> **Objective**: Print the lines of the material below exactly as they appear, without changing anything.

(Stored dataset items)
......

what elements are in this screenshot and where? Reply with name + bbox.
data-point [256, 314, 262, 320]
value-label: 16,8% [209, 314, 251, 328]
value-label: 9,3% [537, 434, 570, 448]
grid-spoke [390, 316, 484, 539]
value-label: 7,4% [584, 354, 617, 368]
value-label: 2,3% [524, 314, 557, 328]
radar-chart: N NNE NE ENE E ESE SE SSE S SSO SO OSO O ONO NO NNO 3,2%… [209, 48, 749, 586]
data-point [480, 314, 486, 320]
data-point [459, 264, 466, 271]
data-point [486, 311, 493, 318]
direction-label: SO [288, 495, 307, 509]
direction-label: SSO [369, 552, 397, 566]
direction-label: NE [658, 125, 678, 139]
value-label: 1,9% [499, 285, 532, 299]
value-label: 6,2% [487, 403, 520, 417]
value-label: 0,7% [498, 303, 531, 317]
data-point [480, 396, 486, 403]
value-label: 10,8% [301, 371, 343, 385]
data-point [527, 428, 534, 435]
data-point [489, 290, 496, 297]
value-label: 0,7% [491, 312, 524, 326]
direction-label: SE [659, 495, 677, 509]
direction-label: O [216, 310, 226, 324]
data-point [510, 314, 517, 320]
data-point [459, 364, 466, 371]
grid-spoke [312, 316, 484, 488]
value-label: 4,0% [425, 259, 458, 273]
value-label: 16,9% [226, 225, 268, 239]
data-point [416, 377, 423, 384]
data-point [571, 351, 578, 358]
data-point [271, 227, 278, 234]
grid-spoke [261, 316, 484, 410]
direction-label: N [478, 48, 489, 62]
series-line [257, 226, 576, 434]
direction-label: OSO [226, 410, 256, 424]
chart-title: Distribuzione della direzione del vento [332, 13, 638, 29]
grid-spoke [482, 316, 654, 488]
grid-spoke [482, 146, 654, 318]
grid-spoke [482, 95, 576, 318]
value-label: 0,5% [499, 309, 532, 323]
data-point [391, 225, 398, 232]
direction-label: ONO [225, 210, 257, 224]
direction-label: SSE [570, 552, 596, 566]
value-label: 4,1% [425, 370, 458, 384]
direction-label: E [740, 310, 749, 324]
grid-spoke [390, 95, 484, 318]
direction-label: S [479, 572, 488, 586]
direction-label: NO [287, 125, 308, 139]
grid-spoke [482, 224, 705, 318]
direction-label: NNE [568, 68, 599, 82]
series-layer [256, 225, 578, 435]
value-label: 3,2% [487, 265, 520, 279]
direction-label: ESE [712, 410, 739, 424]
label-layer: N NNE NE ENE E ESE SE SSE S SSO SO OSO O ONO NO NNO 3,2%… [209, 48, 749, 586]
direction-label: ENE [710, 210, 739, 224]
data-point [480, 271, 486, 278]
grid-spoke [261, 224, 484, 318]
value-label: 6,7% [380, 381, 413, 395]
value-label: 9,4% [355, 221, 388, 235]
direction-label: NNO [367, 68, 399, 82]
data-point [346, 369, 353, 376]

......

> **Result of this task**:
what elements are in this screenshot and where? Reply with name + bbox.
data-point [256, 314, 262, 320]
value-label: 16,8% [209, 314, 251, 328]
value-label: 9,3% [537, 434, 570, 448]
grid-spoke [390, 316, 484, 539]
value-label: 7,4% [584, 354, 617, 368]
value-label: 2,3% [524, 314, 557, 328]
radar-chart: N NNE NE ENE E ESE SE SSE S SSO SO OSO O ONO NO NNO 3,2%… [209, 48, 749, 586]
data-point [480, 314, 486, 320]
data-point [459, 264, 466, 271]
data-point [486, 311, 493, 318]
direction-label: SO [288, 495, 307, 509]
direction-label: SSO [369, 552, 397, 566]
direction-label: NE [658, 125, 678, 139]
value-label: 1,9% [499, 285, 532, 299]
value-label: 6,2% [487, 403, 520, 417]
value-label: 0,7% [498, 303, 531, 317]
data-point [480, 396, 486, 403]
value-label: 10,8% [301, 371, 343, 385]
data-point [527, 428, 534, 435]
data-point [489, 290, 496, 297]
value-label: 0,7% [491, 312, 524, 326]
direction-label: SE [659, 495, 677, 509]
direction-label: O [216, 310, 226, 324]
data-point [510, 314, 517, 320]
data-point [459, 364, 466, 371]
grid-spoke [312, 316, 484, 488]
value-label: 4,0% [425, 259, 458, 273]
value-label: 16,9% [226, 225, 268, 239]
data-point [416, 377, 423, 384]
data-point [571, 351, 578, 358]
data-point [271, 227, 278, 234]
grid-spoke [261, 316, 484, 410]
direction-label: N [478, 48, 489, 62]
series-line [257, 226, 576, 434]
direction-label: OSO [226, 410, 256, 424]
chart-title: Distribuzione della direzione del vento [332, 13, 638, 29]
grid-spoke [482, 316, 654, 488]
grid-spoke [482, 146, 654, 318]
grid-spoke [482, 95, 576, 318]
value-label: 0,5% [499, 309, 532, 323]
data-point [391, 225, 398, 232]
direction-label: ONO [225, 210, 257, 224]
direction-label: SSE [570, 552, 596, 566]
value-label: 4,1% [425, 370, 458, 384]
direction-label: E [740, 310, 749, 324]
grid-spoke [390, 95, 484, 318]
direction-label: S [479, 572, 488, 586]
direction-label: NO [287, 125, 308, 139]
grid-spoke [482, 224, 705, 318]
direction-label: NNE [568, 68, 599, 82]
series-layer [256, 225, 578, 435]
value-label: 3,2% [487, 265, 520, 279]
direction-label: ESE [712, 410, 739, 424]
label-layer: N NNE NE ENE E ESE SE SSE S SSO SO OSO O ONO NO NNO 3,2%… [209, 48, 749, 586]
direction-label: ENE [710, 210, 739, 224]
data-point [480, 271, 486, 278]
grid-spoke [261, 224, 484, 318]
value-label: 6,7% [380, 381, 413, 395]
value-label: 9,4% [355, 221, 388, 235]
direction-label: NNO [367, 68, 399, 82]
data-point [346, 369, 353, 376]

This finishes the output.